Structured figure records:
START

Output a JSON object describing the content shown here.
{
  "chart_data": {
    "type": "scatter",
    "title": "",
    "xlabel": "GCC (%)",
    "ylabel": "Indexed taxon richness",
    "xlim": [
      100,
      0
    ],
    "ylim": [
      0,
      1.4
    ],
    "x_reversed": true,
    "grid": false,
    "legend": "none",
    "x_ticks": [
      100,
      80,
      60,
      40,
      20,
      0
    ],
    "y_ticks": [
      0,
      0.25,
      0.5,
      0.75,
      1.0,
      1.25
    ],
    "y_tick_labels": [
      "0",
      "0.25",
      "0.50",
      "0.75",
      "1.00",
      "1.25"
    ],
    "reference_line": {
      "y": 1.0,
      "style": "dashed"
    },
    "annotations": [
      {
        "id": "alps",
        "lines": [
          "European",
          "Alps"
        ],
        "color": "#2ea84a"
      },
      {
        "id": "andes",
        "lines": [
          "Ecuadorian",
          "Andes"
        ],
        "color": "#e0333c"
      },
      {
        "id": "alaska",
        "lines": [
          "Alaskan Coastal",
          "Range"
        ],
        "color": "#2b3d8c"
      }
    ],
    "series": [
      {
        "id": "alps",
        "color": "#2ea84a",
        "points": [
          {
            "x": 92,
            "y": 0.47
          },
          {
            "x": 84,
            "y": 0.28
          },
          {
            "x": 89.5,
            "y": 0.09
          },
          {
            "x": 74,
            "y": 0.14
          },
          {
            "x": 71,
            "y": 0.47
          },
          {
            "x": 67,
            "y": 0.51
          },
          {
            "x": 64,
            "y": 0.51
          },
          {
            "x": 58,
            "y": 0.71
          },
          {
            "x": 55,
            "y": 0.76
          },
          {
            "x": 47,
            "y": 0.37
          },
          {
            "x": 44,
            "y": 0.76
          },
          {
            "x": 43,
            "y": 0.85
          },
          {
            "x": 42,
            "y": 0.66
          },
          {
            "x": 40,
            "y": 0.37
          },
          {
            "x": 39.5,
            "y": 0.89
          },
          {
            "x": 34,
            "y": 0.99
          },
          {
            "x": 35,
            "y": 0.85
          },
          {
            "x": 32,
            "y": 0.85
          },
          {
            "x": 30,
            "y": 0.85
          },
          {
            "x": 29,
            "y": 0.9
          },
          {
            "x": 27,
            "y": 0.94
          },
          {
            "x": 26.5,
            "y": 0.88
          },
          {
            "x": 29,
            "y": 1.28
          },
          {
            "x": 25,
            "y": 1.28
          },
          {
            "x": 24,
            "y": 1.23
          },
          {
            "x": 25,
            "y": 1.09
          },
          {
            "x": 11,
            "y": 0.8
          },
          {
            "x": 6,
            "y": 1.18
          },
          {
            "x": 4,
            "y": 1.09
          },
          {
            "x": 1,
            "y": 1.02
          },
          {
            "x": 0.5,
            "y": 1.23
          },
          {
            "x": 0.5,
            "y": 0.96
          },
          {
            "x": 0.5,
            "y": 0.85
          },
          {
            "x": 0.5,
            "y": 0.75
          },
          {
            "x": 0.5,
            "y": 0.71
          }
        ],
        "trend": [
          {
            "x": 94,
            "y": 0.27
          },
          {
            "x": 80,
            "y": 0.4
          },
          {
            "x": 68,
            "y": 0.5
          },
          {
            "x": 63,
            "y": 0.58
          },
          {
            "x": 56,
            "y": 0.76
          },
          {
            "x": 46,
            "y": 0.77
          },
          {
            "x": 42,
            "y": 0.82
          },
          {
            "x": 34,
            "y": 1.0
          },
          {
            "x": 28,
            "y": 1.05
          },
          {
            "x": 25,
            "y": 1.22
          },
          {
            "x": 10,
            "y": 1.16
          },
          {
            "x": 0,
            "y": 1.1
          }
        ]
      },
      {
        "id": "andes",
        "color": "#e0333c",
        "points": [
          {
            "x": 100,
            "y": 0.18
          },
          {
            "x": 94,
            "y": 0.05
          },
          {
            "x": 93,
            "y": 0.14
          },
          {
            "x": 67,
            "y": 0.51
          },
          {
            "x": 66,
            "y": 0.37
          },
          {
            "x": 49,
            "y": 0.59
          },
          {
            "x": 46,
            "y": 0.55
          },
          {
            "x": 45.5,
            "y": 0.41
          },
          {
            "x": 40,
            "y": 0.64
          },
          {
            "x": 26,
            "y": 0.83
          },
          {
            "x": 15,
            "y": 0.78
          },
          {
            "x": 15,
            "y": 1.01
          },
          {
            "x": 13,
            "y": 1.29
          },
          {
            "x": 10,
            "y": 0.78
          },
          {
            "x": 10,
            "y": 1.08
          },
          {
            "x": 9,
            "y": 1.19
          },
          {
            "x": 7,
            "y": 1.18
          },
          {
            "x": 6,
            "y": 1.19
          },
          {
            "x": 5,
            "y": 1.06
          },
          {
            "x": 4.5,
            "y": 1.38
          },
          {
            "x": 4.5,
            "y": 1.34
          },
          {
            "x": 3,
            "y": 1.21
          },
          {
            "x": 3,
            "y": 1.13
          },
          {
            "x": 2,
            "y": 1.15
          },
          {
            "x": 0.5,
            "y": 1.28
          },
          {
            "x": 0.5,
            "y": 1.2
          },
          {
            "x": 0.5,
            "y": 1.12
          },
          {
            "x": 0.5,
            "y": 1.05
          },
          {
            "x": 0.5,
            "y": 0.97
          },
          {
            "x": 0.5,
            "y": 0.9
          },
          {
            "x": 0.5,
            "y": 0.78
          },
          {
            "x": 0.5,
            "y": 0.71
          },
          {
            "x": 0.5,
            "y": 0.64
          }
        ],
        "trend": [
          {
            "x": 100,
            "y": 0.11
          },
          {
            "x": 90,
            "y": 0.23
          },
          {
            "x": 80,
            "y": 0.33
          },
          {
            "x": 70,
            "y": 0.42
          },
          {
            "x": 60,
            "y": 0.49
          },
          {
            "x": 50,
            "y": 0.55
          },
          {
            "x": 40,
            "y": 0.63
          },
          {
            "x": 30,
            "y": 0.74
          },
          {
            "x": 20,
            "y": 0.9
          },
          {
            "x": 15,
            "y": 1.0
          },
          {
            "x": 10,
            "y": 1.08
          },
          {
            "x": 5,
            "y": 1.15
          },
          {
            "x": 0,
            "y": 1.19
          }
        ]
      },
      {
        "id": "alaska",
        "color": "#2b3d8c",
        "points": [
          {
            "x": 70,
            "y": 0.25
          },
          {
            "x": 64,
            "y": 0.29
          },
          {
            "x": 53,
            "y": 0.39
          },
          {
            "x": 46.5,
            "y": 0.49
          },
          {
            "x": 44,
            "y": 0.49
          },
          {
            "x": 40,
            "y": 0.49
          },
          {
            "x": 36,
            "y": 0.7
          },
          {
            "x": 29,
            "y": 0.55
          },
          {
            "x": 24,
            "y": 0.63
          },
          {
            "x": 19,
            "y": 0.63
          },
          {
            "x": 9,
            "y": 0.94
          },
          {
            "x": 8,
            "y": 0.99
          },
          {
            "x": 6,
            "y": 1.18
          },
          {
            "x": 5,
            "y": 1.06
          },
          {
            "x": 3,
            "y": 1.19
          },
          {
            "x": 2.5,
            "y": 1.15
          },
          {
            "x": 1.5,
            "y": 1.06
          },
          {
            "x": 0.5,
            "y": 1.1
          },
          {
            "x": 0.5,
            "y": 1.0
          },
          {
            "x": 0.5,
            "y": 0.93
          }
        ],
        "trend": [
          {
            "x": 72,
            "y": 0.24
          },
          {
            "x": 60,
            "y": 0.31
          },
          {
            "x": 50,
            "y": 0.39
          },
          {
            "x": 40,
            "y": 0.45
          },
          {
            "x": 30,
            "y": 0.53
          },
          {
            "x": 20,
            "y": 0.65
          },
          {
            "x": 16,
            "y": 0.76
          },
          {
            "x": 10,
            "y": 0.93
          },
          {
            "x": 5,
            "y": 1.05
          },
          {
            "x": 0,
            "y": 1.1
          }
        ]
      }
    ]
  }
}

END

WRITTEN TASK:
From the entries above, list each line with "color" in it.

SOLUTION TO THE PROBLEM:
        "color": "#2ea84a"
        "color": "#e0333c"
        "color": "#2b3d8c"
        "color": "#2ea84a",
        "color": "#e0333c",
        "color": "#2b3d8c",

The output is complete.